§ **AIM OF THE TASK**
Copy out each line that includes the word "الغبار".
>> start
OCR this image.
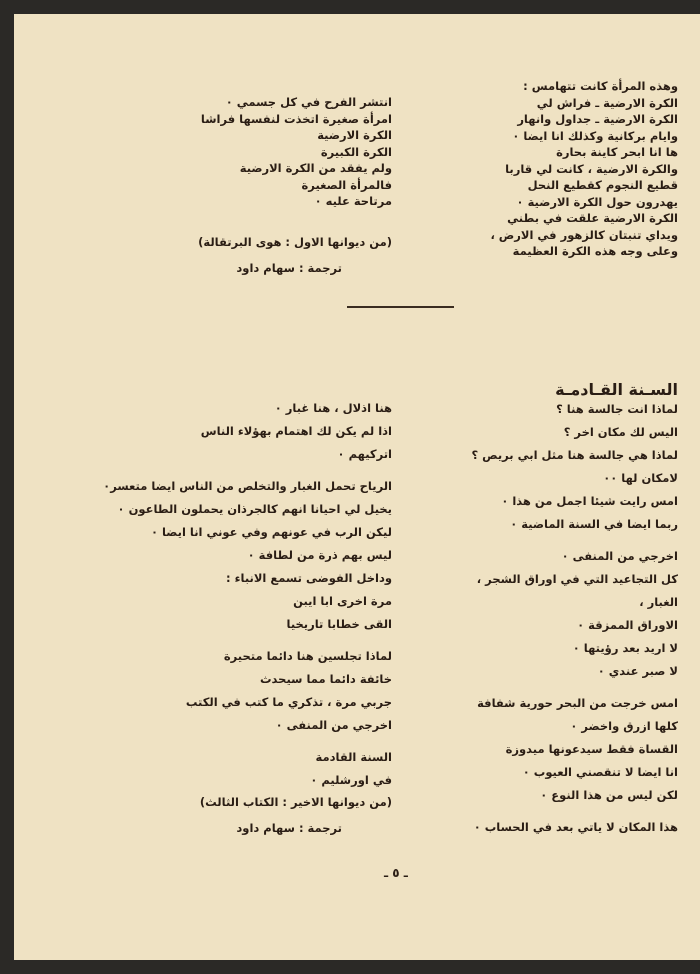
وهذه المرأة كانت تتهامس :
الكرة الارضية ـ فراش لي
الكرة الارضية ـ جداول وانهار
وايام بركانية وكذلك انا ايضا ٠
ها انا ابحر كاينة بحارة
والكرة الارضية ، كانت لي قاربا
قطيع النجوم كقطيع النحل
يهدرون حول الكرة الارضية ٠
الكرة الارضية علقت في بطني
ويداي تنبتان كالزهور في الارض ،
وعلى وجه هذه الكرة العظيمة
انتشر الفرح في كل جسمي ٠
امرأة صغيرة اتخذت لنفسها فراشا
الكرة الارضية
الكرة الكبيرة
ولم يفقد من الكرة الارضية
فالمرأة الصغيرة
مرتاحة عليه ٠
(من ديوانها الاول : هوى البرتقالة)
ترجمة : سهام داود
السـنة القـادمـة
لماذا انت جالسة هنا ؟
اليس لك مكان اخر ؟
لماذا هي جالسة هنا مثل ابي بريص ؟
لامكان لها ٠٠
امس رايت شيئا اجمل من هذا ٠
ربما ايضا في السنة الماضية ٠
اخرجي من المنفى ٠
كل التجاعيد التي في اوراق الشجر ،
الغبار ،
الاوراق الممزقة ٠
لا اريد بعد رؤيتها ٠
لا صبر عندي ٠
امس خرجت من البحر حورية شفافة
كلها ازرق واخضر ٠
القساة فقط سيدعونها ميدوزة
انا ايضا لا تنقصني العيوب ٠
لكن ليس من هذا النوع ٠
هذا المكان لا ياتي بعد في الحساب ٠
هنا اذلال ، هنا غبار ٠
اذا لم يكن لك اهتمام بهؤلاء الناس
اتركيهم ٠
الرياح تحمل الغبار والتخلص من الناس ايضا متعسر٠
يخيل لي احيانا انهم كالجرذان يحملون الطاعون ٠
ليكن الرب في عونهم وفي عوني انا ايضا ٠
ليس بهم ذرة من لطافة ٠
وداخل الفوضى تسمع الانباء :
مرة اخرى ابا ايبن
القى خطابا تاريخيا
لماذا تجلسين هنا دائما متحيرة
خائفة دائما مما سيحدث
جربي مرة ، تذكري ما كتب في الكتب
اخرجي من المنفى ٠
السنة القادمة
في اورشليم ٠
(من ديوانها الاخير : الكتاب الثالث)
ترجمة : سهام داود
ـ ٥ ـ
>> end
>> start
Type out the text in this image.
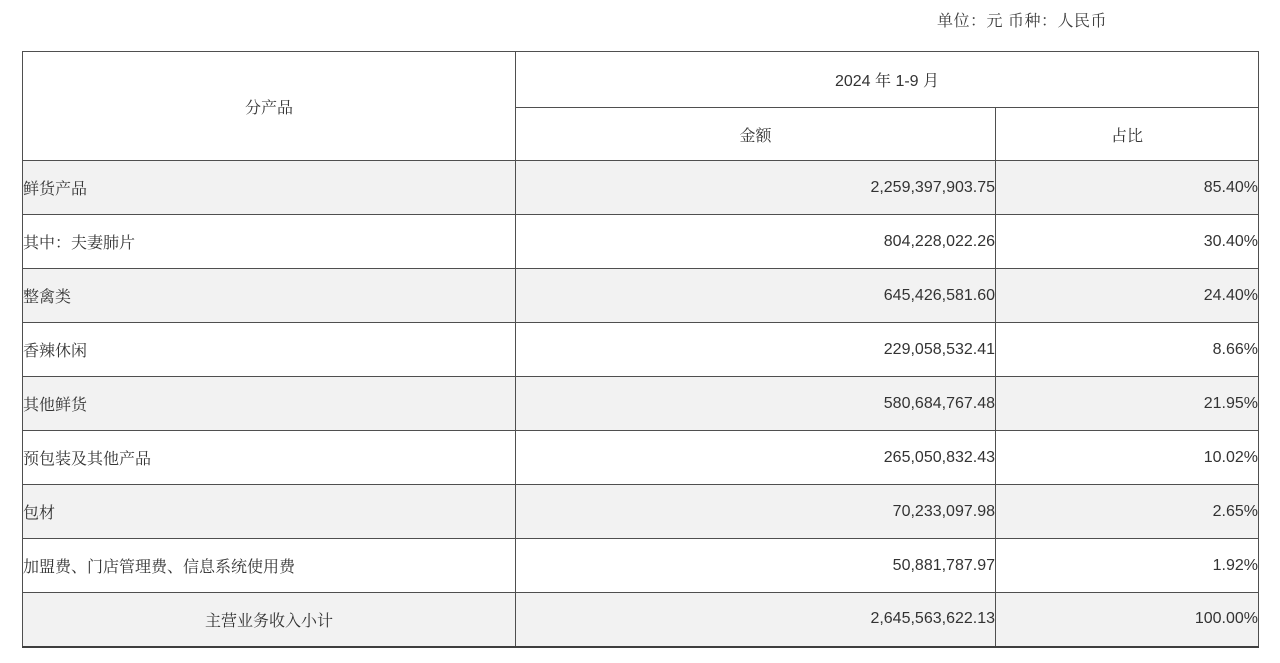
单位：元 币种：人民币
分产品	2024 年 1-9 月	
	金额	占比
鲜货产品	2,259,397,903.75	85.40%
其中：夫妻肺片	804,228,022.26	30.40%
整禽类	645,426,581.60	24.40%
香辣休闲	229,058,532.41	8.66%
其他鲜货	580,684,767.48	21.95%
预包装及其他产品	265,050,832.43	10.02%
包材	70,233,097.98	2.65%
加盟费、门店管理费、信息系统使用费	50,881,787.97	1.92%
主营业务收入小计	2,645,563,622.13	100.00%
>> end
§ **THE REPLY**
الغبار ،
الرياح تحمل الغبار والتخلص من الناس ايضا متعسر٠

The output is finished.